### Given task
In the listing below, find every line with the string "Brightness" and pull it out.

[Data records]
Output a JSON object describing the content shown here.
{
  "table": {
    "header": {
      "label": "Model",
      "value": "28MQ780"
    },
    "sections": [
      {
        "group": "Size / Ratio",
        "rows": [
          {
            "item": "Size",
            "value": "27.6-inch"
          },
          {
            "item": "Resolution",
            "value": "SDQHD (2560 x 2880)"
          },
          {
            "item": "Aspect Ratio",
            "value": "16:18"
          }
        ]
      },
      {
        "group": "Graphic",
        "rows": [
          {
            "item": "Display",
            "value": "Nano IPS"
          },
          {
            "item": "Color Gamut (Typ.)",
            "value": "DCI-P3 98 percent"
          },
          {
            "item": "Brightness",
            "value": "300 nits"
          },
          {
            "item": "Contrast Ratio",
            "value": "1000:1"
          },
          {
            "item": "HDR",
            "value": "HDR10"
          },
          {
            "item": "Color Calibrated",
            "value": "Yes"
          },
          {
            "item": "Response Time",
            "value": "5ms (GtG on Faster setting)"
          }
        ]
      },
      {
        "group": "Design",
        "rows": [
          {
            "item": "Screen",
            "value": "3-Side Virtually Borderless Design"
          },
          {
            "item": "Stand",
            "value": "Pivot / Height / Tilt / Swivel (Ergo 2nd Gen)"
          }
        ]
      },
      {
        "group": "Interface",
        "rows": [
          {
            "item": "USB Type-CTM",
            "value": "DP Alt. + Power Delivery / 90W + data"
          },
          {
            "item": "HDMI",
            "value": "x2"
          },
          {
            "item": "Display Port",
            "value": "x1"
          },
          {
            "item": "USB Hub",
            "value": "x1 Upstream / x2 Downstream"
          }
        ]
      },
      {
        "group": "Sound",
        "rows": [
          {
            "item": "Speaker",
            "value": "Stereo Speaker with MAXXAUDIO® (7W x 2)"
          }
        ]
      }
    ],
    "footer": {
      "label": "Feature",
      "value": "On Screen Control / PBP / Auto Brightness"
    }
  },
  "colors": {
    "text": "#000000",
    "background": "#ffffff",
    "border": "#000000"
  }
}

### Solution to this task
            "item": "Brightness",
      "value": "On Screen Control / PBP / Auto Brightness"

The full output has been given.